■ WRITTEN REQUEST
Can you pull out each line of the data below that includes the word "this"?

[Dataset listings of figures]
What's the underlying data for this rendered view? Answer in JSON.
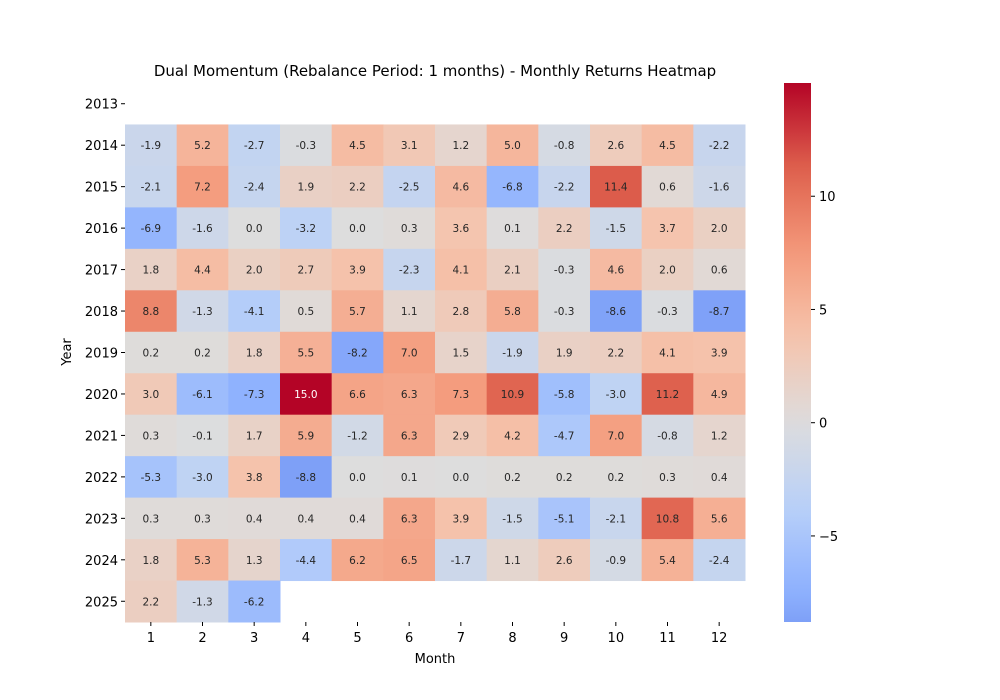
{
  "chart_data": {
    "type": "heatmap",
    "title": "Dual Momentum (Rebalance Period: 1 months) - Monthly Returns Heatmap",
    "xlabel": "Month",
    "ylabel": "Year",
    "x_categories": [
      "1",
      "2",
      "3",
      "4",
      "5",
      "6",
      "7",
      "8",
      "9",
      "10",
      "11",
      "12"
    ],
    "y_categories": [
      "2013",
      "2014",
      "2015",
      "2016",
      "2017",
      "2018",
      "2019",
      "2020",
      "2021",
      "2022",
      "2023",
      "2024",
      "2025"
    ],
    "values": [
      [
        null,
        null,
        null,
        null,
        null,
        null,
        null,
        null,
        null,
        null,
        null,
        null
      ],
      [
        -1.9,
        5.2,
        -2.7,
        -0.3,
        4.5,
        3.1,
        1.2,
        5.0,
        -0.8,
        2.6,
        4.5,
        -2.2
      ],
      [
        -2.1,
        7.2,
        -2.4,
        1.9,
        2.2,
        -2.5,
        4.6,
        -6.8,
        -2.2,
        11.4,
        0.6,
        -1.6
      ],
      [
        -6.9,
        -1.6,
        0.0,
        -3.2,
        0.0,
        0.3,
        3.6,
        0.1,
        2.2,
        -1.5,
        3.7,
        2.0
      ],
      [
        1.8,
        4.4,
        2.0,
        2.7,
        3.9,
        -2.3,
        4.1,
        2.1,
        -0.3,
        4.6,
        2.0,
        0.6
      ],
      [
        8.8,
        -1.3,
        -4.1,
        0.5,
        5.7,
        1.1,
        2.8,
        5.8,
        -0.3,
        -8.6,
        -0.3,
        -8.7
      ],
      [
        0.2,
        0.2,
        1.8,
        5.5,
        -8.2,
        7.0,
        1.5,
        -1.9,
        1.9,
        2.2,
        4.1,
        3.9
      ],
      [
        3.0,
        -6.1,
        -7.3,
        15.0,
        6.6,
        6.3,
        7.3,
        10.9,
        -5.8,
        -3.0,
        11.2,
        4.9
      ],
      [
        0.3,
        -0.1,
        1.7,
        5.9,
        -1.2,
        6.3,
        2.9,
        4.2,
        -4.7,
        7.0,
        -0.8,
        1.2
      ],
      [
        -5.3,
        -3.0,
        3.8,
        -8.8,
        0.0,
        0.1,
        0.0,
        0.2,
        0.2,
        0.2,
        0.3,
        0.4
      ],
      [
        0.3,
        0.3,
        0.4,
        0.4,
        0.4,
        6.3,
        3.9,
        -1.5,
        -5.1,
        -2.1,
        10.8,
        5.6
      ],
      [
        1.8,
        5.3,
        1.3,
        -4.4,
        6.2,
        6.5,
        -1.7,
        1.1,
        2.6,
        -0.9,
        5.4,
        -2.4
      ],
      [
        2.2,
        -1.3,
        -6.2,
        null,
        null,
        null,
        null,
        null,
        null,
        null,
        null,
        null
      ]
    ],
    "colormap": "coolwarm",
    "center": 0,
    "colorbar": {
      "range": [
        -8.8,
        15.0
      ],
      "ticks": [
        "−5",
        "0",
        "5",
        "10"
      ],
      "tick_values": [
        -5,
        0,
        5,
        10
      ]
    },
    "annotation_format": "0.1f"
  }
}
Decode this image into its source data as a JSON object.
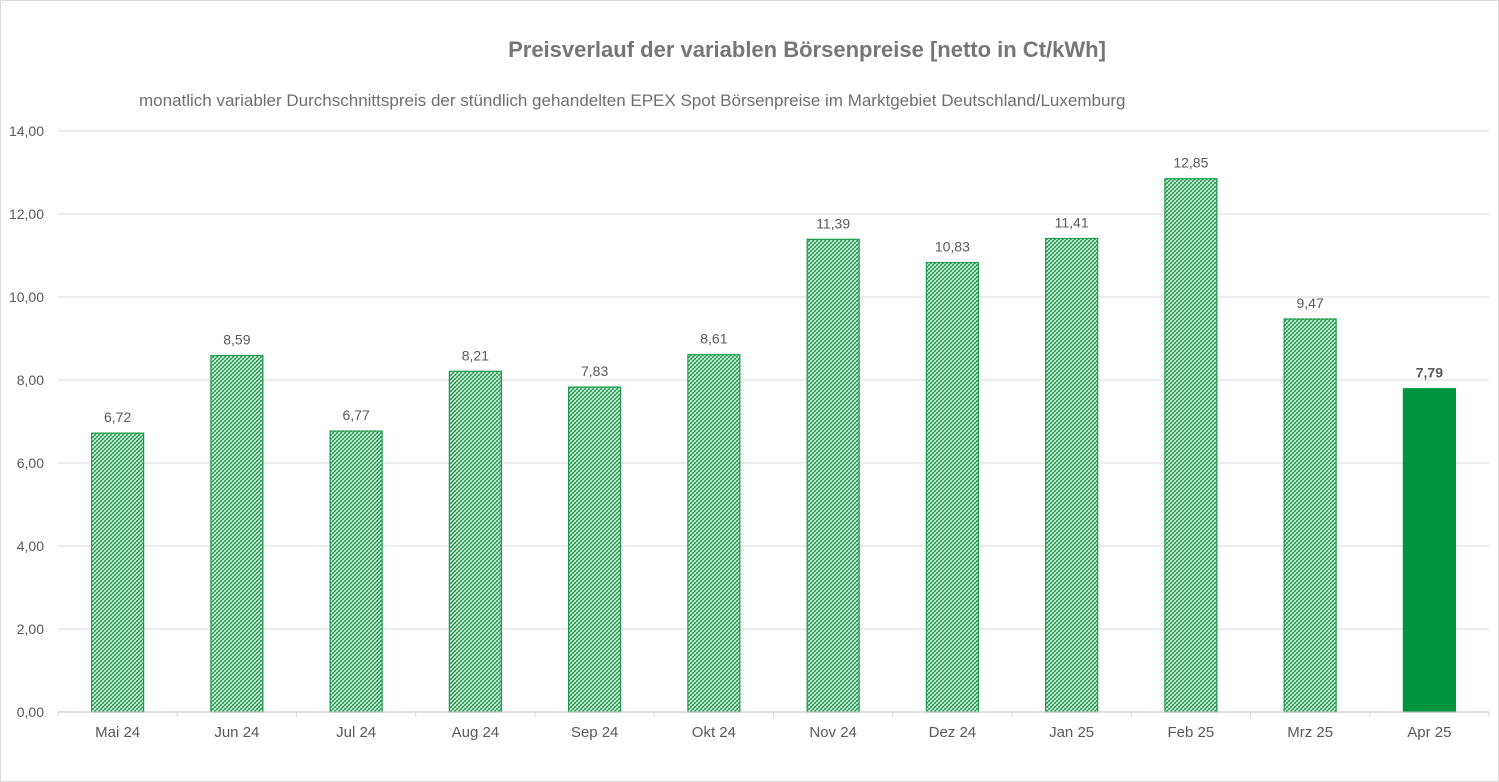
{
  "chart_data": {
    "type": "bar",
    "title": "Preisverlauf der variablen Börsenpreise [netto in Ct/kWh]",
    "subtitle": "monatlich variabler Durchschnittspreis der stündlich gehandelten EPEX Spot Börsenpreise im Marktgebiet Deutschland/Luxemburg",
    "categories": [
      "Mai 24",
      "Jun 24",
      "Jul 24",
      "Aug 24",
      "Sep 24",
      "Okt 24",
      "Nov 24",
      "Dez 24",
      "Jan 25",
      "Feb 25",
      "Mrz 25",
      "Apr 25"
    ],
    "values": [
      6.72,
      8.59,
      6.77,
      8.21,
      7.83,
      8.61,
      11.39,
      10.83,
      11.41,
      12.85,
      9.47,
      7.79
    ],
    "value_labels": [
      "6,72",
      "8,59",
      "6,77",
      "8,21",
      "7,83",
      "8,61",
      "11,39",
      "10,83",
      "11,41",
      "12,85",
      "9,47",
      "7,79"
    ],
    "highlight_index": 11,
    "y_ticks": [
      0,
      2,
      4,
      6,
      8,
      10,
      12,
      14
    ],
    "y_tick_labels": [
      "0,00",
      "2,00",
      "4,00",
      "6,00",
      "8,00",
      "10,00",
      "12,00",
      "14,00"
    ],
    "ylim": [
      0,
      14
    ],
    "xlabel": "",
    "ylabel": "",
    "grid": true,
    "colors": {
      "bar": "#1a9a4a",
      "bar_hatch_light": "#e3f3e8",
      "highlight": "#009640",
      "grid": "#d9d9d9",
      "text": "#595959"
    }
  }
}
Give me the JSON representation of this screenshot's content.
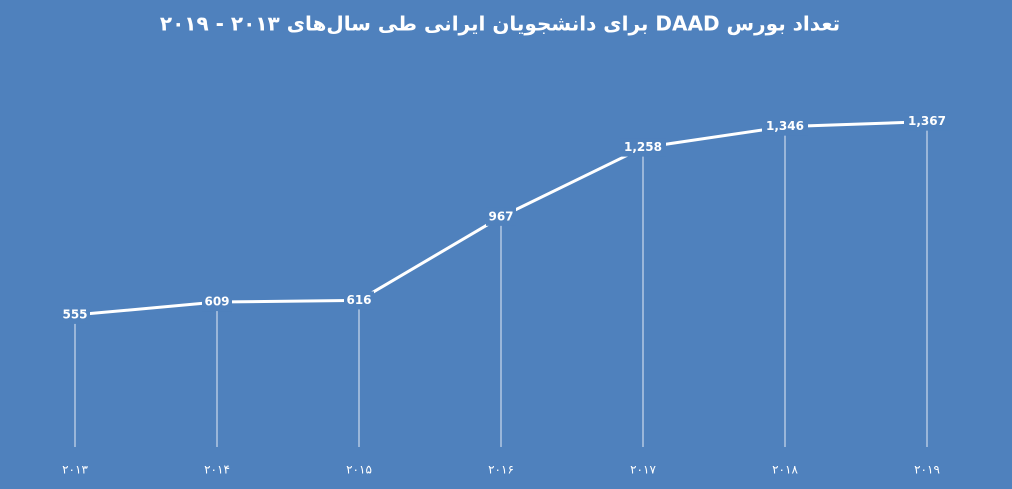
{
  "chart_data": {
    "type": "line",
    "title": "تعداد بورس DAAD برای دانشجویان ایرانی طی سال‌های ۲۰۱۳ - ۲۰۱۹",
    "categories": [
      "۲۰۱۳",
      "۲۰۱۴",
      "۲۰۱۵",
      "۲۰۱۶",
      "۲۰۱۷",
      "۲۰۱۸",
      "۲۰۱۹"
    ],
    "values": [
      555,
      609,
      616,
      967,
      1258,
      1346,
      1367
    ],
    "value_labels": [
      "555",
      "609",
      "616",
      "967",
      "1,258",
      "1,346",
      "1,367"
    ],
    "color": "#ffffff",
    "ylim": [
      0,
      1500
    ],
    "drop_lines": true
  }
}
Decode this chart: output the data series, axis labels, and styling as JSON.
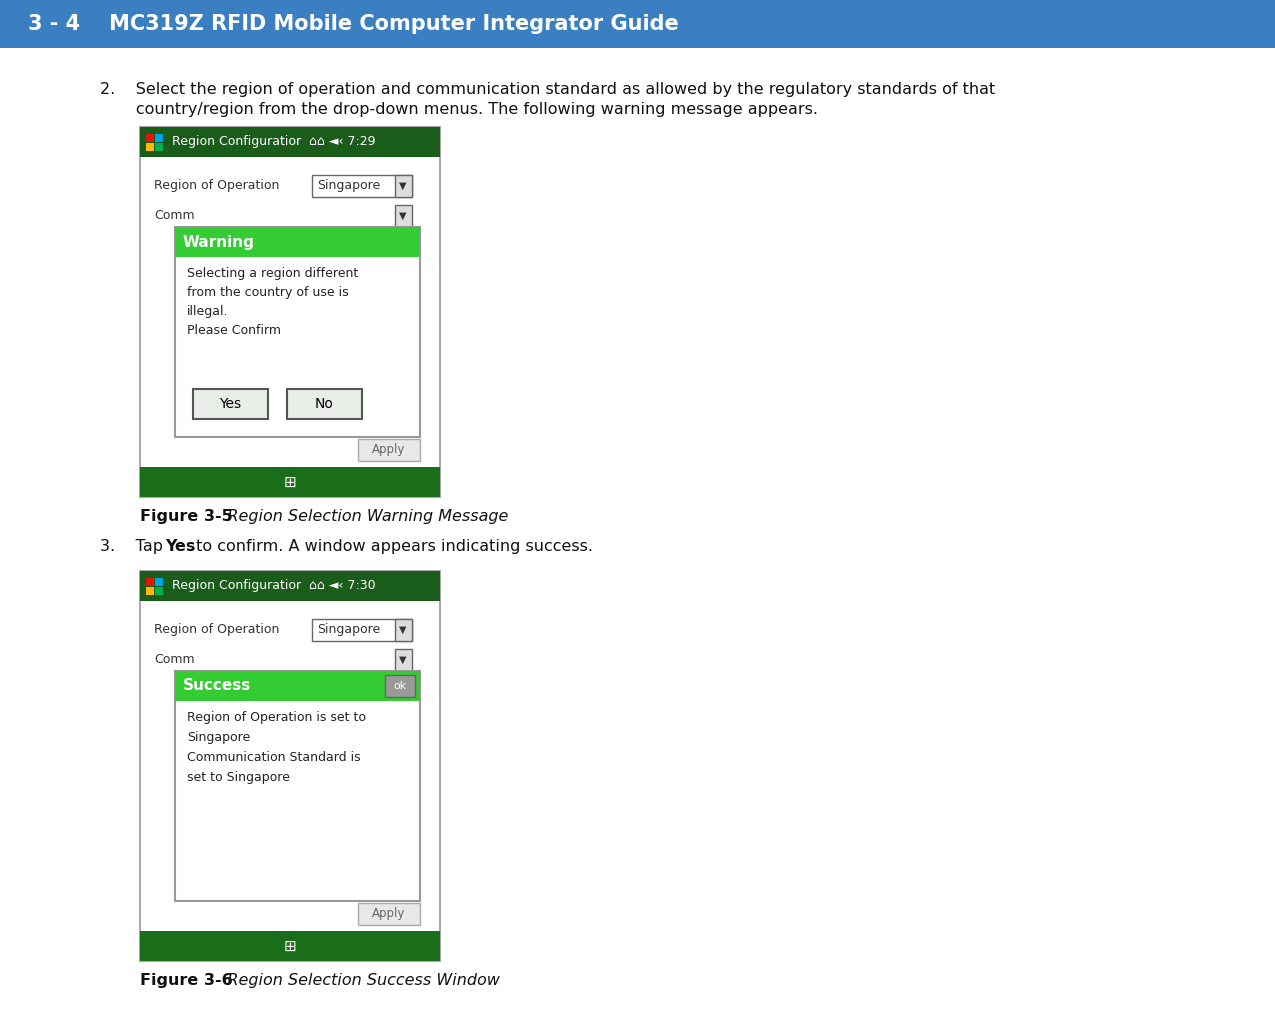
{
  "header_bg": "#3a7fc1",
  "header_text": "3 - 4    MC319Z RFID Mobile Computer Integrator Guide",
  "header_text_color": "#ffffff",
  "page_bg": "#ffffff",
  "body_text_color": "#111111",
  "win_titlebar_bg": "#1a5c1a",
  "dialog_warning_header": "#33cc33",
  "dialog_success_header": "#33cc33",
  "bottom_bar_bg": "#1a6e1a",
  "win_border": "#888888",
  "step2_line1": "2.    Select the region of operation and communication standard as allowed by the regulatory standards of that",
  "step2_line2": "       country/region from the drop-down menus. The following warning message appears.",
  "fig35_bold": "Figure 3-5",
  "fig35_italic": "   Region Selection Warning Message",
  "step3_normal1": "3.    Tap ",
  "step3_bold": "Yes",
  "step3_normal2": " to confirm. A window appears indicating success.",
  "fig36_bold": "Figure 3-6",
  "fig36_italic": "   Region Selection Success Window",
  "warn_lines": [
    "Selecting a region different",
    "from the country of use is",
    "illegal.",
    "Please Confirm"
  ],
  "succ_lines": [
    "Region of Operation is set to",
    "Singapore",
    "Communication Standard is",
    "set to Singapore"
  ],
  "colors_flag": [
    "#e8130c",
    "#00a2e8",
    "#ffb900",
    "#00b050"
  ]
}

■ WRITTEN SOLUTION
What's the underlying data for this rendered view? Answer in JSON.
Decode this image into its source data as a JSON object.
Give me the JSON representation of this screenshot's content.
Decode this chart: output the data series, axis labels, and styling as JSON.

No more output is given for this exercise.